Exercise goal:
Filter these entries, keeping only lines that hold the word "stars".
--------------------------------------------------
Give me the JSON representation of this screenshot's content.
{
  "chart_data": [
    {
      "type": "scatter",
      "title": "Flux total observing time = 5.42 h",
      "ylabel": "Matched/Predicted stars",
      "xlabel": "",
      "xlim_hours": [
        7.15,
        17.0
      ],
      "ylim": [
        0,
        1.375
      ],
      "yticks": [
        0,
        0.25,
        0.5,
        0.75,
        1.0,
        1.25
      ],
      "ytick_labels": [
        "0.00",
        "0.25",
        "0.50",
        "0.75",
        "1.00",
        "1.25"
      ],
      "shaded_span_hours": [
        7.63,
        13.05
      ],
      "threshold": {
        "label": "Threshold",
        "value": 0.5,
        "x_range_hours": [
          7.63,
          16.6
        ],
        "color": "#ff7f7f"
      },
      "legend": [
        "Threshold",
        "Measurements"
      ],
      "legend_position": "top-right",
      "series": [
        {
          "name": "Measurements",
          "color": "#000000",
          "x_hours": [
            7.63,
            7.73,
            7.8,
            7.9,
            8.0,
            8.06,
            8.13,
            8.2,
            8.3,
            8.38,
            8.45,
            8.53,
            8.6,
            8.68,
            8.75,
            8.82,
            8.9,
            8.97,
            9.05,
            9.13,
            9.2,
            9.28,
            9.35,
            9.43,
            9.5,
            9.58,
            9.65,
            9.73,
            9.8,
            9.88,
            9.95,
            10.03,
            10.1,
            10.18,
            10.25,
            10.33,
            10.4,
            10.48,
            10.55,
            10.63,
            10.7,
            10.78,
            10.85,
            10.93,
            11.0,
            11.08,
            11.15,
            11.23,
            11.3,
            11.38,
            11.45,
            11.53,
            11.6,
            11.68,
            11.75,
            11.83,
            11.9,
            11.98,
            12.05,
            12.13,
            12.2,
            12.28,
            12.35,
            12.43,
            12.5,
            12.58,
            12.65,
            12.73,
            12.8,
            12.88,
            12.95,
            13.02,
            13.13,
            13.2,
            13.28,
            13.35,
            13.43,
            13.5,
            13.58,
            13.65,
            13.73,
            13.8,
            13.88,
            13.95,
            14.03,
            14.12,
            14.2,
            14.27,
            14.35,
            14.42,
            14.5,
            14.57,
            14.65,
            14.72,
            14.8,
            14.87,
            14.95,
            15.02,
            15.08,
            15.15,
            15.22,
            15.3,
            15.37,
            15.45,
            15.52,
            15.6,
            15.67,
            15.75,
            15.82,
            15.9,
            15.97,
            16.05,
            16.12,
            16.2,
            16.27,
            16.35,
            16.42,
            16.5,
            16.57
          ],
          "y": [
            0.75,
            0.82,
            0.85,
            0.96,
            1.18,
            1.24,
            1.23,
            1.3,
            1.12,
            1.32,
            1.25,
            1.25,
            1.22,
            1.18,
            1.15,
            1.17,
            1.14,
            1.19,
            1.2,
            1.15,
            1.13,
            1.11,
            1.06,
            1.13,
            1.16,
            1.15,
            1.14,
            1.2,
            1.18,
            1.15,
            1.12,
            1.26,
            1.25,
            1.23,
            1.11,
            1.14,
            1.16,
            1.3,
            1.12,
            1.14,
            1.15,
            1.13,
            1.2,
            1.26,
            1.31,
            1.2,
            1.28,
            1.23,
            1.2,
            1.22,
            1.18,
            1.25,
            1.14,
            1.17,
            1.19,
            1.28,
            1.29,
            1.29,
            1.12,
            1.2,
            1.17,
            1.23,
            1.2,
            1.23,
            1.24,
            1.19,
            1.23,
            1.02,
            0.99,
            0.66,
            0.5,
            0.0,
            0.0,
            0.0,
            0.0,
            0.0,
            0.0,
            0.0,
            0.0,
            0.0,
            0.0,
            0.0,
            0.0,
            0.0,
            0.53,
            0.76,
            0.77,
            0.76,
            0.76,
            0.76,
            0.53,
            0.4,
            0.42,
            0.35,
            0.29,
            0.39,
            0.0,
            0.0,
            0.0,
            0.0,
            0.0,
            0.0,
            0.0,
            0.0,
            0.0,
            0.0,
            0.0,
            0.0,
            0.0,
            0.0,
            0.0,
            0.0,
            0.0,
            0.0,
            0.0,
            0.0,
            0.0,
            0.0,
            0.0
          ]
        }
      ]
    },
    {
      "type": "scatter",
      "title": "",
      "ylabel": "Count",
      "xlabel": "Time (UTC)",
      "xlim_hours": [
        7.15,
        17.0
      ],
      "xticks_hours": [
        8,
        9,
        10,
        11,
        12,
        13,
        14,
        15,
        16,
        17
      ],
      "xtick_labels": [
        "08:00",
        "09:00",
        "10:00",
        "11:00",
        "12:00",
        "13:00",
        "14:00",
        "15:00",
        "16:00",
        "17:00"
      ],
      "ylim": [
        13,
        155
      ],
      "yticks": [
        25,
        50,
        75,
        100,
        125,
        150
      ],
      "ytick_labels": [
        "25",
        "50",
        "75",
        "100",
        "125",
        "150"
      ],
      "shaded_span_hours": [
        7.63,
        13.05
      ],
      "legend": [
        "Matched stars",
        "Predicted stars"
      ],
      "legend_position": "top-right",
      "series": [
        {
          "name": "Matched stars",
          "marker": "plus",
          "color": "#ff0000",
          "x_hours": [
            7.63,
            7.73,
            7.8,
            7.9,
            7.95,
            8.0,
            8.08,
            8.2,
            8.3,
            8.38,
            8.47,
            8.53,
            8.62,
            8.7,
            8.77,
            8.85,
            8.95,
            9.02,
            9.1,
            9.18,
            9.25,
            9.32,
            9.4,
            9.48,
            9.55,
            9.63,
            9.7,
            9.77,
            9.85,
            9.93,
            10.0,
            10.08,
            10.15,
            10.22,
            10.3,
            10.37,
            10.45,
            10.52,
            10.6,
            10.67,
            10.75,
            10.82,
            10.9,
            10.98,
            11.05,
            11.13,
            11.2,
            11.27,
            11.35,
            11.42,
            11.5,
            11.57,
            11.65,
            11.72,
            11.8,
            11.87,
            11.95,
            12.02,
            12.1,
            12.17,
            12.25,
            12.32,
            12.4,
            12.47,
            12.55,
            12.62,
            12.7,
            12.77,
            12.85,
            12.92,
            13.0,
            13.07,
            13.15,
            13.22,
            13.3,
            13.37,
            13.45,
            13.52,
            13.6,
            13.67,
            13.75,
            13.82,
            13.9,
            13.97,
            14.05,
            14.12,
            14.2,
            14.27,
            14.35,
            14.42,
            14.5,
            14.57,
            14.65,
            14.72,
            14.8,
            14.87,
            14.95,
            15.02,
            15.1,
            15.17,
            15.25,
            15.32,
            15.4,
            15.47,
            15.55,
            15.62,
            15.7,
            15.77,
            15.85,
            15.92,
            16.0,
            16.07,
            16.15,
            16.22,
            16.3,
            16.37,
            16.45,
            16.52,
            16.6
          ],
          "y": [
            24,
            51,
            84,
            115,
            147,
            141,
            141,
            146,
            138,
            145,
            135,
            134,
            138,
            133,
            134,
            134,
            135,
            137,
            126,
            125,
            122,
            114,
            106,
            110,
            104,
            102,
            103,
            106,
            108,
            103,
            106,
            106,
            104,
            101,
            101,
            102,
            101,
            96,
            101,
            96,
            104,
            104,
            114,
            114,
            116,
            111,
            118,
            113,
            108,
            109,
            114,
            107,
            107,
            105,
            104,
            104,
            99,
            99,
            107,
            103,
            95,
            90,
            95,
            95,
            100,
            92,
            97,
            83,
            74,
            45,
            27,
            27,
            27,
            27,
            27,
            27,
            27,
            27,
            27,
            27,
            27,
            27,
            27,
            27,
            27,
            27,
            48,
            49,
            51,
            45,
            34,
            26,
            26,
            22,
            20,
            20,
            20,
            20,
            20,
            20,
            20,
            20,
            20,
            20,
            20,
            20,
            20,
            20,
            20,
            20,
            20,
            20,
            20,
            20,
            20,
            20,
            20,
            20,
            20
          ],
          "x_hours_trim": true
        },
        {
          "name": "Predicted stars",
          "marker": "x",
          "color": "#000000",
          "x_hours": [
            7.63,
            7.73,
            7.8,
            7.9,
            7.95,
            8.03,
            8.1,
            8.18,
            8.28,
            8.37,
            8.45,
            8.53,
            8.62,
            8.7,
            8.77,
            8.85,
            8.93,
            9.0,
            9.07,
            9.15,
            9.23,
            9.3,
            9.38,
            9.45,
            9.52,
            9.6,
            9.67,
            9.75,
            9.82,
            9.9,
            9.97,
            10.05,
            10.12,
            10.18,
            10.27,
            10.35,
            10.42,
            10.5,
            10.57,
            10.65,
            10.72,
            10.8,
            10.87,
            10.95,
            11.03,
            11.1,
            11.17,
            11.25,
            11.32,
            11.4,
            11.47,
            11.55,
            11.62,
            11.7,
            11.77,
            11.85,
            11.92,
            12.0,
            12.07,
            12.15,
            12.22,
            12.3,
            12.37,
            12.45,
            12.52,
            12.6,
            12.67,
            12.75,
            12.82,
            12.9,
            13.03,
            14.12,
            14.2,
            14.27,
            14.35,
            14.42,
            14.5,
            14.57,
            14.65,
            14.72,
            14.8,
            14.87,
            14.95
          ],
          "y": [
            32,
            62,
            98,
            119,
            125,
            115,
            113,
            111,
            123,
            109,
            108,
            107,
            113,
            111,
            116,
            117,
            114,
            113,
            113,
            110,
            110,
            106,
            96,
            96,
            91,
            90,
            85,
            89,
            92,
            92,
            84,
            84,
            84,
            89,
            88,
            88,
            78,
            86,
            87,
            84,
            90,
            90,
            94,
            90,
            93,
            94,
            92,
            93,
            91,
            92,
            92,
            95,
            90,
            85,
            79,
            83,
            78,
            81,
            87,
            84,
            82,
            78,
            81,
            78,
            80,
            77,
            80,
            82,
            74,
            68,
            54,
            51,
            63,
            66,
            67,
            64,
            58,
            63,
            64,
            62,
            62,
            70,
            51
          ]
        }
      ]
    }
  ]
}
--------------------------------------------------
Output of the task:
      "ylabel": "Matched/Predicted stars",
        "Matched stars",
        "Predicted stars"
          "name": "Matched stars",
          "name": "Predicted stars",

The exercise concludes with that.